*Aim:* Extract the items from the line with "wifi-icon (181, 11, 209, 39)" up to and including the line with "network-type-label: 5G (98, 14, 114, 25)", and repeat each of those lines exactly as it appears.

----------------------------------------

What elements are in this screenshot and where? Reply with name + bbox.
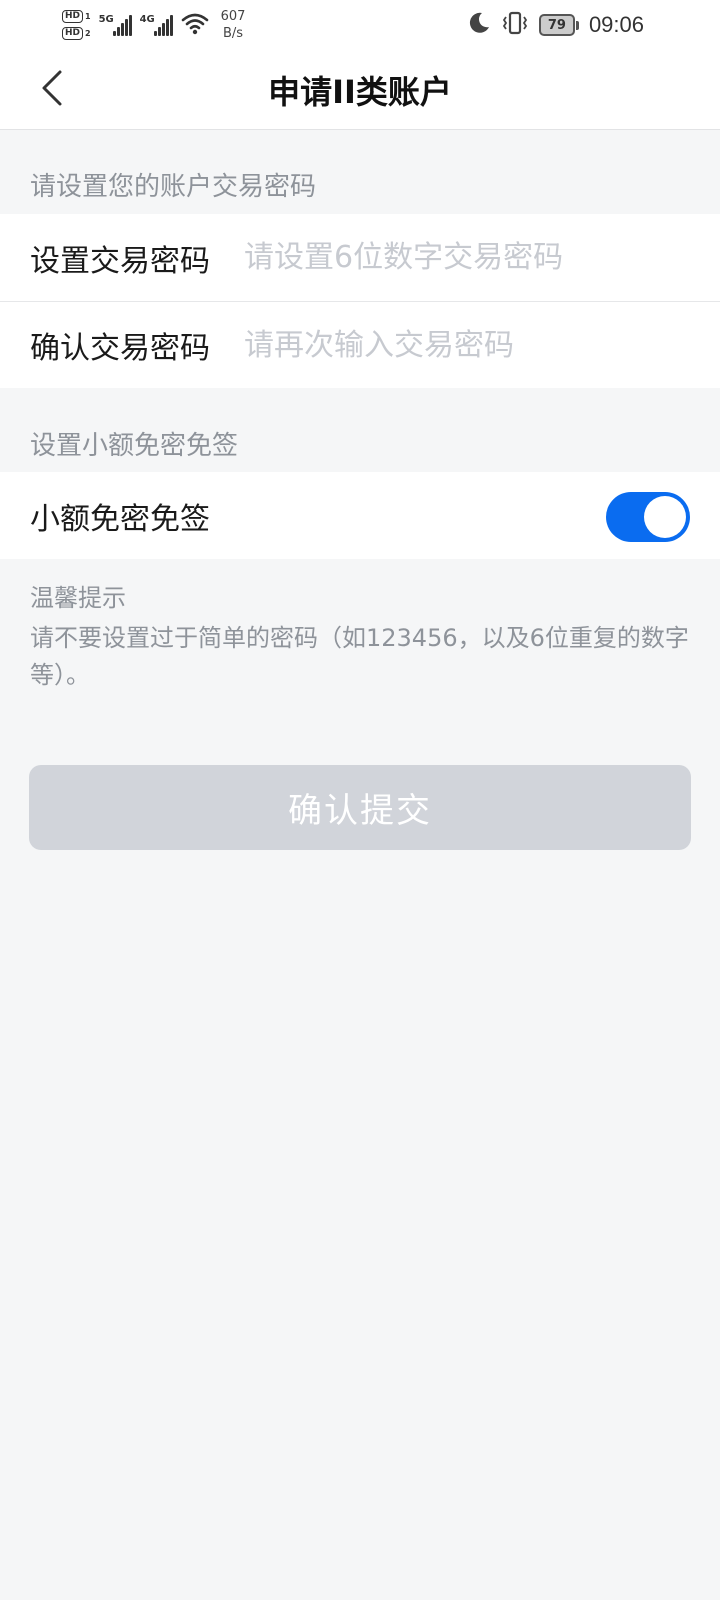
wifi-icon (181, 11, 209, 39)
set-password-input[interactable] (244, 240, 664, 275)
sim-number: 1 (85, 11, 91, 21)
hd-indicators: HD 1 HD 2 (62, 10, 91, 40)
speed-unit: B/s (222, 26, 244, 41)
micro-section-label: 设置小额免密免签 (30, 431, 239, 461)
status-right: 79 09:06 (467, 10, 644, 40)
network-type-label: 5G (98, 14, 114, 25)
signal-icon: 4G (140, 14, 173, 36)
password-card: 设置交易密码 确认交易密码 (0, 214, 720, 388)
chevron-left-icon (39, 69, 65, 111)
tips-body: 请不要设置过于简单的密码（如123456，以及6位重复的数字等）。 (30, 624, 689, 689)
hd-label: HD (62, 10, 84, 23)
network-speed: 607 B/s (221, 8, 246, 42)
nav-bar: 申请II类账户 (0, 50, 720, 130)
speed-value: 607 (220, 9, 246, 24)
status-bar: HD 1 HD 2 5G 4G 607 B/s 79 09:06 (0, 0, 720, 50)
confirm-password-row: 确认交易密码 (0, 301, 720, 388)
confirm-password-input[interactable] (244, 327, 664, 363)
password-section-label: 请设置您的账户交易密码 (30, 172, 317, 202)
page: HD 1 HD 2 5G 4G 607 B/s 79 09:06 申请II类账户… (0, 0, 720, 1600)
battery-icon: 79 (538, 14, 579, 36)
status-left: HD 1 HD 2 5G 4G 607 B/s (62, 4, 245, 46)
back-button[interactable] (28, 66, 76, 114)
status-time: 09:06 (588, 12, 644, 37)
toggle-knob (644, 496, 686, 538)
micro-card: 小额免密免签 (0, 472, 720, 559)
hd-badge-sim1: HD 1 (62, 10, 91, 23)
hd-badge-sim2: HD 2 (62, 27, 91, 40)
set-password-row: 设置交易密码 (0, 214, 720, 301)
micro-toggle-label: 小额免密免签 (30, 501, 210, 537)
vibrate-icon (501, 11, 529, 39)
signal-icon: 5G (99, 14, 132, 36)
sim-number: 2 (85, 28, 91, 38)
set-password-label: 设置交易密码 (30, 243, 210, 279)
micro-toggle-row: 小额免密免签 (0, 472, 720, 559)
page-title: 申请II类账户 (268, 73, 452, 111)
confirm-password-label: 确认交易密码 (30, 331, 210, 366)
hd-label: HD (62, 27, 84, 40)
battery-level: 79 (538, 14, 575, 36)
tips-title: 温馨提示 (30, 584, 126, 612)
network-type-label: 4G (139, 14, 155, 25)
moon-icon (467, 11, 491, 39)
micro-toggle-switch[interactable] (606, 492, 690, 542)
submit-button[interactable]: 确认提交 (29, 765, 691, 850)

----------------------------------------

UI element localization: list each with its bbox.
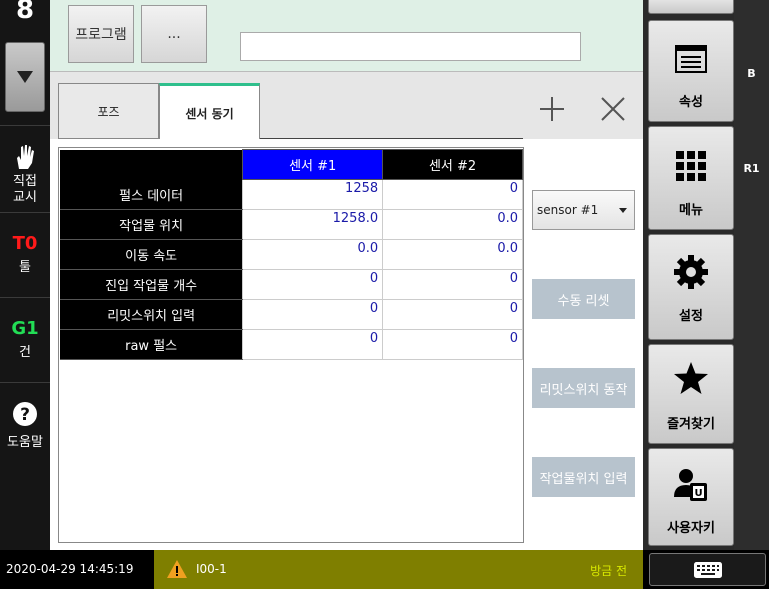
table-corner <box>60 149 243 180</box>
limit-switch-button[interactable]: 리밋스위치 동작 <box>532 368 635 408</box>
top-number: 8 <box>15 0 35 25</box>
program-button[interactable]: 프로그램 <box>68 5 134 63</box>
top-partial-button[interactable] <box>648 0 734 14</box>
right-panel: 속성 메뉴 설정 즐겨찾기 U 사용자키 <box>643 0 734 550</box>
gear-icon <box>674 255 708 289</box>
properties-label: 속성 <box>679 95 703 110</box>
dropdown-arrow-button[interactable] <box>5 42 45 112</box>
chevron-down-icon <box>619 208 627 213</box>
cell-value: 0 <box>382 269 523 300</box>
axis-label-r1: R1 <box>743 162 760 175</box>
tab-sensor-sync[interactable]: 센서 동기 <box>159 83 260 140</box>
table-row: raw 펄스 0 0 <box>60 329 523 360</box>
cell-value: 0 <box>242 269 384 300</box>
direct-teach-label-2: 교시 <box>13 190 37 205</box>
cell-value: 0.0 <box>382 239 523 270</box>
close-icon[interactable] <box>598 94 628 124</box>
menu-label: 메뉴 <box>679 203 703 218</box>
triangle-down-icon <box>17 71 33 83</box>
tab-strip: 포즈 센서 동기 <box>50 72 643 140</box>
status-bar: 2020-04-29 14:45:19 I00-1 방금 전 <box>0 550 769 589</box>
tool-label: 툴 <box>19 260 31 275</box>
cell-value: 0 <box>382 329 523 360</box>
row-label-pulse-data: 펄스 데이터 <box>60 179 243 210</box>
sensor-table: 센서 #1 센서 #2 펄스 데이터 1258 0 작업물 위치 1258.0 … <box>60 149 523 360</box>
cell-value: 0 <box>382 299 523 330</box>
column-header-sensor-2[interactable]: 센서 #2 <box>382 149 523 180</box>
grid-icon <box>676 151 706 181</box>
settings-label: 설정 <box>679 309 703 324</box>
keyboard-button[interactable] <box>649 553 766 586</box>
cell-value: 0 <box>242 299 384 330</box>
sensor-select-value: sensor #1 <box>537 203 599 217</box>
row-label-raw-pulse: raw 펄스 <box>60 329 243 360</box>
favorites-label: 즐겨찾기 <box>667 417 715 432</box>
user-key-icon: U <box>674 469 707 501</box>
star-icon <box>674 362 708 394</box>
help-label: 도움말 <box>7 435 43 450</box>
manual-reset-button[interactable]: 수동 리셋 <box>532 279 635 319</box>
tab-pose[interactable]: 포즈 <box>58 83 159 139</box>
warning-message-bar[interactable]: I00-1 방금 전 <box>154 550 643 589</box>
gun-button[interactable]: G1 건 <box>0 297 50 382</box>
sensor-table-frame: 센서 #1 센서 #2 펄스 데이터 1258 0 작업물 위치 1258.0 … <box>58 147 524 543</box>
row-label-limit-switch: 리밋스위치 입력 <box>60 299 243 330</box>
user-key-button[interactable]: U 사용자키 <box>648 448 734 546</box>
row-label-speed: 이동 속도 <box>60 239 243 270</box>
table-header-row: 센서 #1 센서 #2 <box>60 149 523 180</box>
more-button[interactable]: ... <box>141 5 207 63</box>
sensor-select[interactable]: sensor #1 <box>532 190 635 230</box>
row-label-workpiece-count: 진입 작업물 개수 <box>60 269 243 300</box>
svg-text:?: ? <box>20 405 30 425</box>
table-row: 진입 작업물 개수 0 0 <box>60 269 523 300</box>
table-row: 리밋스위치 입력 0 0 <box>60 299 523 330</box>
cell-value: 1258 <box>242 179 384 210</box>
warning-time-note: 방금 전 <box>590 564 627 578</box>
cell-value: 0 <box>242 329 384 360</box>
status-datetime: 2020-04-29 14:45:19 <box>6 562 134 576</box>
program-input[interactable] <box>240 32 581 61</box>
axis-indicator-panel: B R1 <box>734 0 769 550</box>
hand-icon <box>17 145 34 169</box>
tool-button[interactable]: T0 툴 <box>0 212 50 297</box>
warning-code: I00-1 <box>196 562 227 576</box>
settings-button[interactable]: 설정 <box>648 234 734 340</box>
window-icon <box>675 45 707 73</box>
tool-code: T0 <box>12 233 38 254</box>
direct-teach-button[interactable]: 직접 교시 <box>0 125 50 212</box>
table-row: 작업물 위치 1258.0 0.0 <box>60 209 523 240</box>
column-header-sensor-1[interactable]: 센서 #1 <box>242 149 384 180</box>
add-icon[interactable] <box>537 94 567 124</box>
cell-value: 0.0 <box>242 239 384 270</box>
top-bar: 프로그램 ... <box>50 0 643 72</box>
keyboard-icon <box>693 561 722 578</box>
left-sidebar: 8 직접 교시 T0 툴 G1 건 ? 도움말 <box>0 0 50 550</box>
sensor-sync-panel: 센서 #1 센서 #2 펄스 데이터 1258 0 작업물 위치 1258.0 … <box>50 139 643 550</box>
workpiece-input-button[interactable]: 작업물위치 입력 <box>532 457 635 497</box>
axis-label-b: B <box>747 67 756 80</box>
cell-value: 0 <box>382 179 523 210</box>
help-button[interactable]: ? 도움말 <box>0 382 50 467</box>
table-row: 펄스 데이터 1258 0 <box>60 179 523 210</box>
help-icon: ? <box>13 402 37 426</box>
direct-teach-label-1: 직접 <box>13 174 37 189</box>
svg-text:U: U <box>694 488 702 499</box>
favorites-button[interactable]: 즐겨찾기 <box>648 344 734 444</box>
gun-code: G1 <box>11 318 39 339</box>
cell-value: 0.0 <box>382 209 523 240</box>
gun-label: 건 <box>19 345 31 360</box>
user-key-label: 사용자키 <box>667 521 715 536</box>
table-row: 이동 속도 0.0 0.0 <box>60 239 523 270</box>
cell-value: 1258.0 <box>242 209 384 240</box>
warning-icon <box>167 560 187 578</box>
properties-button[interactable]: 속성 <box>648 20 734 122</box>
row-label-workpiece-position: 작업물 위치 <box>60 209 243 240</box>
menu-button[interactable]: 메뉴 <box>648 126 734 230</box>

----------------------------------------

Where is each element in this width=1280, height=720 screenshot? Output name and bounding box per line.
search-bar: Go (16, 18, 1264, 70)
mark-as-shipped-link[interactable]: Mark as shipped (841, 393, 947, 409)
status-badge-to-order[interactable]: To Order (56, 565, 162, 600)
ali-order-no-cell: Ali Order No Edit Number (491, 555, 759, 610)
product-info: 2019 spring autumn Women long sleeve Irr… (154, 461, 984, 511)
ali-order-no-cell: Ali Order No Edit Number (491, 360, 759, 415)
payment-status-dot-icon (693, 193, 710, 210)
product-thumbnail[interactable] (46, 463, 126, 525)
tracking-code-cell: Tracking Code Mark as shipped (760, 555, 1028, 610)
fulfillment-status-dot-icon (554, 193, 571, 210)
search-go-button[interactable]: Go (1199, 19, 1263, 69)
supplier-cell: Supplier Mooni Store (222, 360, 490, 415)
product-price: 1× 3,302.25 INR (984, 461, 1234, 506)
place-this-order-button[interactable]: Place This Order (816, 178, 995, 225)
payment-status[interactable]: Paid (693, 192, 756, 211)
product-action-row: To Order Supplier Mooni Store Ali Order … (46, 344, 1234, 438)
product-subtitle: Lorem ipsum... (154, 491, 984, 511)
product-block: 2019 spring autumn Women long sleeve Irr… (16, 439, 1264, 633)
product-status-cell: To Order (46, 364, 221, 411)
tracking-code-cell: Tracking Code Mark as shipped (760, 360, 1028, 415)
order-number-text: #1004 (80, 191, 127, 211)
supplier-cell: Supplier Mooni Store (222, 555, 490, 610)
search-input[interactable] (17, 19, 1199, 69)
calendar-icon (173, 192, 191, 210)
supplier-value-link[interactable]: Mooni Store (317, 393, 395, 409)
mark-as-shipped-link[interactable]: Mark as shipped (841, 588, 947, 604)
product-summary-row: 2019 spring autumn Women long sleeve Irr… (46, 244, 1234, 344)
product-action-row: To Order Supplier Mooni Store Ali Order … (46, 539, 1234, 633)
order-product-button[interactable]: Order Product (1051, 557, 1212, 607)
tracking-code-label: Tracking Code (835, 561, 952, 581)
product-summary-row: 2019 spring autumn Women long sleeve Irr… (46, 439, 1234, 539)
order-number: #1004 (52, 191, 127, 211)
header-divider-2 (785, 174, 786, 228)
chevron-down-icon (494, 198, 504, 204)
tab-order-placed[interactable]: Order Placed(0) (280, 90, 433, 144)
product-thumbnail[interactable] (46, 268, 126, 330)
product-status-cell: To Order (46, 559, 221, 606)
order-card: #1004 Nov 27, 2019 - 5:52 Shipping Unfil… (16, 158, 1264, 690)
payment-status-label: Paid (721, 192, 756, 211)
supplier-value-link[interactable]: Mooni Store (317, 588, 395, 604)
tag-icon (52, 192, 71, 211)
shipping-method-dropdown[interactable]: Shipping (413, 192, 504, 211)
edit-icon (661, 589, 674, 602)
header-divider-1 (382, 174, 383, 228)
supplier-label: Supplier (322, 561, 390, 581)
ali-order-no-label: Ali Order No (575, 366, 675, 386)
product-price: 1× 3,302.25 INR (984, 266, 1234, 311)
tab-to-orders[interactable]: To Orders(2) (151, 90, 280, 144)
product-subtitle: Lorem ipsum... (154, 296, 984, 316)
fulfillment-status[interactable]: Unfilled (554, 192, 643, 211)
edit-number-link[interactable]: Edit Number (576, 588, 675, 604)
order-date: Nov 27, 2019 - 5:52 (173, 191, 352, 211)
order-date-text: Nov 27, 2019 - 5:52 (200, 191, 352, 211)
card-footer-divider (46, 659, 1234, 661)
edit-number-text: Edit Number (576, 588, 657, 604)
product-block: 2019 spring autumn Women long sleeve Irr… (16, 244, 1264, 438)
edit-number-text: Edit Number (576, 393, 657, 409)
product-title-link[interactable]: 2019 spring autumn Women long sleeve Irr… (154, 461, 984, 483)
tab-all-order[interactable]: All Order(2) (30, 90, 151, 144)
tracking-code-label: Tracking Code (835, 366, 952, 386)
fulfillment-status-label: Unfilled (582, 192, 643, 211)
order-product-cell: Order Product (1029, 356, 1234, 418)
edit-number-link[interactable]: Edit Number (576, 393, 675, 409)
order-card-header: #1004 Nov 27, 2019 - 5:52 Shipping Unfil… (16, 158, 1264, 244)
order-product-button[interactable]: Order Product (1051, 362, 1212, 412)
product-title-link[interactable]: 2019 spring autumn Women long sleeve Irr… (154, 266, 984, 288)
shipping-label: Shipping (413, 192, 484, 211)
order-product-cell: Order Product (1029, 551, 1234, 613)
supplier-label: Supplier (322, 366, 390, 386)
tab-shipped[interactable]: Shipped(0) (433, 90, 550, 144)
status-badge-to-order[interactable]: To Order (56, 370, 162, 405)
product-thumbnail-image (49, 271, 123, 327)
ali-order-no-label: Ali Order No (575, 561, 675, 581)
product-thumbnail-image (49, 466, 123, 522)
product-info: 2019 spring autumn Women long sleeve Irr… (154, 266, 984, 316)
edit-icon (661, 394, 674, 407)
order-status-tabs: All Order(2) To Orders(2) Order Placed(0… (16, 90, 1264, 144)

----------------------------------------

*Exercise response:*
wifi-icon (181, 11, 209, 39)
set-password-input[interactable] (244, 240, 664, 275)
sim-number: 1 (85, 11, 91, 21)
hd-indicators: HD 1 HD 2 (62, 10, 91, 40)
speed-unit: B/s (222, 26, 244, 41)
micro-section-label: 设置小额免密免签 (30, 431, 239, 461)
status-right: 79 09:06 (467, 10, 644, 40)
network-type-label: 5G (98, 14, 114, 25)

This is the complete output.